───── Data lines ─────

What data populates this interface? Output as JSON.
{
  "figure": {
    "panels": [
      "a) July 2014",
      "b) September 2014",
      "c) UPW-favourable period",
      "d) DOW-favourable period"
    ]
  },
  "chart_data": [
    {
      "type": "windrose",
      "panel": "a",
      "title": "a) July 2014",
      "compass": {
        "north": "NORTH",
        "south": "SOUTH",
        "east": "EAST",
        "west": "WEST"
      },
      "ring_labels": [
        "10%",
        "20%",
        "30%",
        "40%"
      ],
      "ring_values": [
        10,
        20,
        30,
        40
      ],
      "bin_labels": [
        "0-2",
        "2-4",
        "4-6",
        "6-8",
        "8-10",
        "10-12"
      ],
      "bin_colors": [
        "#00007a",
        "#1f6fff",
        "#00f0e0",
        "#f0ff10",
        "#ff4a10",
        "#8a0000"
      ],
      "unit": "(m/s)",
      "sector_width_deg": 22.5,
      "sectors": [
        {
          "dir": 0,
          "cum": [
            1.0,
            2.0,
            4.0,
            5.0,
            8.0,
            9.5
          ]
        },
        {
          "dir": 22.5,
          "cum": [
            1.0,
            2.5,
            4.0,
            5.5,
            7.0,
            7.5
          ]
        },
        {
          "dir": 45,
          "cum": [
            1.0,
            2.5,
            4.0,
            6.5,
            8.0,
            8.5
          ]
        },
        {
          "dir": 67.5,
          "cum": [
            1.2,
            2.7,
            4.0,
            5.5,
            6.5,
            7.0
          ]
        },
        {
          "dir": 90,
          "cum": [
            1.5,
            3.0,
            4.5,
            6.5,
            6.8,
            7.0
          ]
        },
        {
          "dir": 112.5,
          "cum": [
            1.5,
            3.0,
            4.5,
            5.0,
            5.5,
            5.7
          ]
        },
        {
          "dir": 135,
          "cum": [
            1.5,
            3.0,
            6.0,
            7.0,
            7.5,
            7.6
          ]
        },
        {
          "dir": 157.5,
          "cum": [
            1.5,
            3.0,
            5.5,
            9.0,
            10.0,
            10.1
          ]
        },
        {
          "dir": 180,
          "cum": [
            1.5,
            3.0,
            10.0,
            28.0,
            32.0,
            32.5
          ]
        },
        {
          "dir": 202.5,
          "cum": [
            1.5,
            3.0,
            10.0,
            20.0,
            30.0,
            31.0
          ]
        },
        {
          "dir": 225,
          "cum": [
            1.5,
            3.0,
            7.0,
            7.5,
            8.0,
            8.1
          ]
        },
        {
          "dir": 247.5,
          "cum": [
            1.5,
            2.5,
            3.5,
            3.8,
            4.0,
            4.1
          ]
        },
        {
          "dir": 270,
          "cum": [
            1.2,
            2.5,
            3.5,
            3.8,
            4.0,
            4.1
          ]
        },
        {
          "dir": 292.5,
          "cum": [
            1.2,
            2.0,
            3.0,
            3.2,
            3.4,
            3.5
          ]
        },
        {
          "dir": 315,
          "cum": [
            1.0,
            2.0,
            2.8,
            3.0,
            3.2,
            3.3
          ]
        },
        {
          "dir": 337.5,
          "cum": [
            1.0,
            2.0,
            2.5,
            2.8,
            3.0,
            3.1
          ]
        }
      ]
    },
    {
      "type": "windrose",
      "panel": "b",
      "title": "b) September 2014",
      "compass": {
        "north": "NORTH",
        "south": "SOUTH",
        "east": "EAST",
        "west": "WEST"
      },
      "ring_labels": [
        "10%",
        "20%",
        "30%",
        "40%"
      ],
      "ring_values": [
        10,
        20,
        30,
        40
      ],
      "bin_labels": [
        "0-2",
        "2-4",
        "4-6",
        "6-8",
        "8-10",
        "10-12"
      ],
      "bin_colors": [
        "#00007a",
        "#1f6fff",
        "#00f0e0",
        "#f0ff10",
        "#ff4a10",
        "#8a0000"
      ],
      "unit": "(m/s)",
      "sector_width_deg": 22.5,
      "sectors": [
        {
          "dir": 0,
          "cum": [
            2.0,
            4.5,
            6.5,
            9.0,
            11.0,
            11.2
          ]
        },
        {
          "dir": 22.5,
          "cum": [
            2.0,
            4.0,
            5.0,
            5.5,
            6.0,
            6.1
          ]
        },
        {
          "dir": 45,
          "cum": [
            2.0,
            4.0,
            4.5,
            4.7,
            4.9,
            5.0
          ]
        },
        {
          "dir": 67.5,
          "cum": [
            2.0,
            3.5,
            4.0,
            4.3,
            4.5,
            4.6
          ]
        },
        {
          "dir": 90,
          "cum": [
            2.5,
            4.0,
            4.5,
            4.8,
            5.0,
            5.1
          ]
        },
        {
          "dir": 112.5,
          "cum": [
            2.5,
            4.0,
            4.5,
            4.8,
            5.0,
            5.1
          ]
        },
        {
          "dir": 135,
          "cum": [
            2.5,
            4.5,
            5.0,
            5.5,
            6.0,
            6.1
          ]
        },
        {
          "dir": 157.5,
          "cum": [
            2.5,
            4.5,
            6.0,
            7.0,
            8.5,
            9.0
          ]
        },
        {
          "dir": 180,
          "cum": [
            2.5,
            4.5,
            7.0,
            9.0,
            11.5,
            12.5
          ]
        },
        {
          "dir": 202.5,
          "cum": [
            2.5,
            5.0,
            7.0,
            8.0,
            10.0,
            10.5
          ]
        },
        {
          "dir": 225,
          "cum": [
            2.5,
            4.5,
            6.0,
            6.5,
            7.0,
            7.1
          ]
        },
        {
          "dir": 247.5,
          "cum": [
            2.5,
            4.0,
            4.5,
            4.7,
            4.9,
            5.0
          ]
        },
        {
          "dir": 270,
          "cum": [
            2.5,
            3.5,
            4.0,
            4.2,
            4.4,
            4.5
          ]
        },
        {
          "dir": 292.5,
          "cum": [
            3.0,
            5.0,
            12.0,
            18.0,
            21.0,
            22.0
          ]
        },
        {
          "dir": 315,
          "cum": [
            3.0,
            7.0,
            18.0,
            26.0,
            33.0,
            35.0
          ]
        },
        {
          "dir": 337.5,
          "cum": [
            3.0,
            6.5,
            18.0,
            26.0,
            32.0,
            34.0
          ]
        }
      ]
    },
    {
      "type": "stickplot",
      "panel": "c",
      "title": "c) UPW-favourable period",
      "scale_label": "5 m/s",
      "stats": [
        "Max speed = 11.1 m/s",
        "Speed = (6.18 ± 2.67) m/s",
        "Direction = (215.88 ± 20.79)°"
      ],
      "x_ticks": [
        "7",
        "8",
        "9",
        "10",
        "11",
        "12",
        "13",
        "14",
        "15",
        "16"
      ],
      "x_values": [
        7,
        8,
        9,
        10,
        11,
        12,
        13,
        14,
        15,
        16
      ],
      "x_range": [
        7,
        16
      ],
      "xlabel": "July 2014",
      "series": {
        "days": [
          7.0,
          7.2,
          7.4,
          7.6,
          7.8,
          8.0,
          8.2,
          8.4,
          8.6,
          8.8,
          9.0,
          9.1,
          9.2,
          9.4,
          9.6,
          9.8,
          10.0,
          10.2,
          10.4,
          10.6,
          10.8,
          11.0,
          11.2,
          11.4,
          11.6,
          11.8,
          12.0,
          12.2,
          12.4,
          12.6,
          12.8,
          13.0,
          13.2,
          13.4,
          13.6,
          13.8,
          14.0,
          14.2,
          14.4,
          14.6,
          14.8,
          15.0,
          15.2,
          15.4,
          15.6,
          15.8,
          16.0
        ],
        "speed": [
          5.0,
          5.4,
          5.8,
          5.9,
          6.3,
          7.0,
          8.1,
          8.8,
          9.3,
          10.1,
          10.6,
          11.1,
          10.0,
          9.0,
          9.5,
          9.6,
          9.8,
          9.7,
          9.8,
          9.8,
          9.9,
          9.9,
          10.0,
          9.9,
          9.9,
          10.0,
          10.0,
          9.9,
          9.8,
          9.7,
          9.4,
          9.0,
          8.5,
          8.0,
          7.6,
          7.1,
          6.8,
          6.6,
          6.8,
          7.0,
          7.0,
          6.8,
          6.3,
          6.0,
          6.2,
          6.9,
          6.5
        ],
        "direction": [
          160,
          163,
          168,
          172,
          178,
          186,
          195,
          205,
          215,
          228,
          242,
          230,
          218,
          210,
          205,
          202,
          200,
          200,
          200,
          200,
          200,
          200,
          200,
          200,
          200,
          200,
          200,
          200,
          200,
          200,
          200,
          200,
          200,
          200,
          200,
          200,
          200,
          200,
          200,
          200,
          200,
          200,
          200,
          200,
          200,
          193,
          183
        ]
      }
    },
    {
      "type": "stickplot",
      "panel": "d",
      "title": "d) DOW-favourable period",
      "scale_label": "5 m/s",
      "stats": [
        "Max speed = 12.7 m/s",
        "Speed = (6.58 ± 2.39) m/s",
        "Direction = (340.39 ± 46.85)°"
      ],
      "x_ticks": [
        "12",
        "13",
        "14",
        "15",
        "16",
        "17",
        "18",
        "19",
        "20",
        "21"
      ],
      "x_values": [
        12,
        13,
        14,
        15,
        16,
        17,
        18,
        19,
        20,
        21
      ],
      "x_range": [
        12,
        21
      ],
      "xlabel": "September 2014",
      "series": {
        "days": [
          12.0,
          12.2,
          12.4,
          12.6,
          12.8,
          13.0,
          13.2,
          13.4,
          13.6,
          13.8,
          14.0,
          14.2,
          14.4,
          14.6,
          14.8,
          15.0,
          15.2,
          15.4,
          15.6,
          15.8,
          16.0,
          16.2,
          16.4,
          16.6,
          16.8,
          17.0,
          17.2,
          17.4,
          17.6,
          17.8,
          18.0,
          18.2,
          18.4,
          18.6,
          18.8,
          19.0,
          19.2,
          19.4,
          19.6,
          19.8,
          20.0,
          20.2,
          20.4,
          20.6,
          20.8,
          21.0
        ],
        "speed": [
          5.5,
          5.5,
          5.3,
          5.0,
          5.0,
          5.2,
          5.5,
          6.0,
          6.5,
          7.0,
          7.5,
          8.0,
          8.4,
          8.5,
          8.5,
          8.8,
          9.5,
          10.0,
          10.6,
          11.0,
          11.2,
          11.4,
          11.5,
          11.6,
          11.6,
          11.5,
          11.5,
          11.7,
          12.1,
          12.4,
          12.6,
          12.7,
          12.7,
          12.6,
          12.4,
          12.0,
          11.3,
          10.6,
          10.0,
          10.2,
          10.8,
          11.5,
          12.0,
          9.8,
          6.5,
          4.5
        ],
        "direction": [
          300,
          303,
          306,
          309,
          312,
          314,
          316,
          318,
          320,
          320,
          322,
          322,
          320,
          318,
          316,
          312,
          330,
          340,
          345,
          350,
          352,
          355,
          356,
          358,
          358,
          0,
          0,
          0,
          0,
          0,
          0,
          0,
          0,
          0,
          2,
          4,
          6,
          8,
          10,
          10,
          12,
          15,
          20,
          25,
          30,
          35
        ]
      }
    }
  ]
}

─────

Requirements>
Look above for lines with the word "favourable" and copy them all.

In response>
      "c) UPW-favourable period",
      "d) DOW-favourable period"
      "title": "c) UPW-favourable period",
      "title": "d) DOW-favourable period",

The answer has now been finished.